[Structured figure records]

□ □ □ □

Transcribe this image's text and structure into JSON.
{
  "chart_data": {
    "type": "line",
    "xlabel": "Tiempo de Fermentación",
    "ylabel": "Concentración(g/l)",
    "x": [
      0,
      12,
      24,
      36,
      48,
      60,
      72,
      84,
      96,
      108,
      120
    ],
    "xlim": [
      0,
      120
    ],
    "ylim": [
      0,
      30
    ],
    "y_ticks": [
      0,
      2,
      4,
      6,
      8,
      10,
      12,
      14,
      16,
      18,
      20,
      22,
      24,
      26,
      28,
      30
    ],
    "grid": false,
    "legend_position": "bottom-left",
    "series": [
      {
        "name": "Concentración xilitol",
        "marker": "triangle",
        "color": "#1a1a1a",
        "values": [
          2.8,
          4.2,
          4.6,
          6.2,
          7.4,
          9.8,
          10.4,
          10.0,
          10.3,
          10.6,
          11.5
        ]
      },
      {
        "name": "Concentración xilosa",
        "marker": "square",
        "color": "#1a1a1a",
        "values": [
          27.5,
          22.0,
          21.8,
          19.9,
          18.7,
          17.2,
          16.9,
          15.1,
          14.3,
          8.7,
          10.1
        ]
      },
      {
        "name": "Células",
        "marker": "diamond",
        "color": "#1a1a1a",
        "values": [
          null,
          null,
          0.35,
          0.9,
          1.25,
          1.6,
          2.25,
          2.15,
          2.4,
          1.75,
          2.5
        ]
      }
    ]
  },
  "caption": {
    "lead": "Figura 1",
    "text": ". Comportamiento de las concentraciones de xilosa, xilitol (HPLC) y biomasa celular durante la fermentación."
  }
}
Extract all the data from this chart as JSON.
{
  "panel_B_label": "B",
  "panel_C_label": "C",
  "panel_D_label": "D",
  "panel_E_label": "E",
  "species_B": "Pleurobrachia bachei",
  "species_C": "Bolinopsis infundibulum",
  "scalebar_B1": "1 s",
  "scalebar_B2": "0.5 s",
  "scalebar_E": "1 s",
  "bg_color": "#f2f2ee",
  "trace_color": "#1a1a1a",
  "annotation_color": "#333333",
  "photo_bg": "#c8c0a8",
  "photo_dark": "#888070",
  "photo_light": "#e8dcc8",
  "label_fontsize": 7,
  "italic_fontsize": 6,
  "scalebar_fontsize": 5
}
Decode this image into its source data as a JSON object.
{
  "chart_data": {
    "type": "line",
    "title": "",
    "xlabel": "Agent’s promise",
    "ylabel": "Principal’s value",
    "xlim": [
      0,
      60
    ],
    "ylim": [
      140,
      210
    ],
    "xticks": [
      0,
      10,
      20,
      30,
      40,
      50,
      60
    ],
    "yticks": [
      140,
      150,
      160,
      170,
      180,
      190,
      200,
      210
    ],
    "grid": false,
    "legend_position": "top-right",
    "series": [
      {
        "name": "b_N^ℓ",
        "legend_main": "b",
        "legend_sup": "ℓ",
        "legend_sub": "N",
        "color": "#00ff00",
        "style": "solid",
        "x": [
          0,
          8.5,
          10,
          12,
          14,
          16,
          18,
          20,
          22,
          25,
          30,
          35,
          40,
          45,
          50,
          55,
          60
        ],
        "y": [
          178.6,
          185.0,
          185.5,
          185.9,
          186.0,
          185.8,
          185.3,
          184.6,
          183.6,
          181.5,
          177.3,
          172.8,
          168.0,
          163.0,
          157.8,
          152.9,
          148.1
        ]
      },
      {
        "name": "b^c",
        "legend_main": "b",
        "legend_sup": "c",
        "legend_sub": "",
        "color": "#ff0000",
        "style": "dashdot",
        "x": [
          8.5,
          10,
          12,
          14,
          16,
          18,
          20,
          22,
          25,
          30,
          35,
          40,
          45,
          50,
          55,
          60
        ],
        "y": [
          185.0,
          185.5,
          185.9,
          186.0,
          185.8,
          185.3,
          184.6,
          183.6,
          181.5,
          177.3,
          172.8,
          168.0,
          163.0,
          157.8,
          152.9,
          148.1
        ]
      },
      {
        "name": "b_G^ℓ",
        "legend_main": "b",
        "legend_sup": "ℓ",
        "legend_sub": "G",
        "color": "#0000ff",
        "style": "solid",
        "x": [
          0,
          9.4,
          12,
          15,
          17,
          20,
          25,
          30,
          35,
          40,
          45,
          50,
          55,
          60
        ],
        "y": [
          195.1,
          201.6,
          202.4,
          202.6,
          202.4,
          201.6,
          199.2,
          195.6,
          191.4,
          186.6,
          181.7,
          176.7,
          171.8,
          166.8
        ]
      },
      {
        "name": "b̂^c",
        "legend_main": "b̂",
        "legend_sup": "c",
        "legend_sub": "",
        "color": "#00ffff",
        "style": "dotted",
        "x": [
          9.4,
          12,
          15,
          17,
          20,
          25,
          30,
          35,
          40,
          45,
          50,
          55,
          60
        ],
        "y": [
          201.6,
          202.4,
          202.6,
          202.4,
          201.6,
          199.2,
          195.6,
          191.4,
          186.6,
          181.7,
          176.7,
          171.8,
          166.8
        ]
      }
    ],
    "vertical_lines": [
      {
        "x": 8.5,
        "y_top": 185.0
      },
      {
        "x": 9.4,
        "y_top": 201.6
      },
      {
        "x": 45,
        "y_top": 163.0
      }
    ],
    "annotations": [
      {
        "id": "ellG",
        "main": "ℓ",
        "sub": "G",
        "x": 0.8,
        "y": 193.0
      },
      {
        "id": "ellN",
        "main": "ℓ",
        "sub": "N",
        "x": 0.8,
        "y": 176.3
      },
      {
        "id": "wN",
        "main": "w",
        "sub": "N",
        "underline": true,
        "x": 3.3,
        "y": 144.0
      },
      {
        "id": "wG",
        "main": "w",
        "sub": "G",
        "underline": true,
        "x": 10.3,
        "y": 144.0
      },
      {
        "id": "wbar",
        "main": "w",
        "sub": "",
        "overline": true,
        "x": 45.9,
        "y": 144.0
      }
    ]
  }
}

□ □ □ □

**EXERCISE OBJECTIVE**
Identify each line holding the string "xilosa", and copy it out.

**WRITTEN SOLUTION**
        "name": "Concentración xilosa",
    "text": ". Comportamiento de las concentraciones de xilosa, xilitol (HPLC) y biomasa celular durante la fermentación."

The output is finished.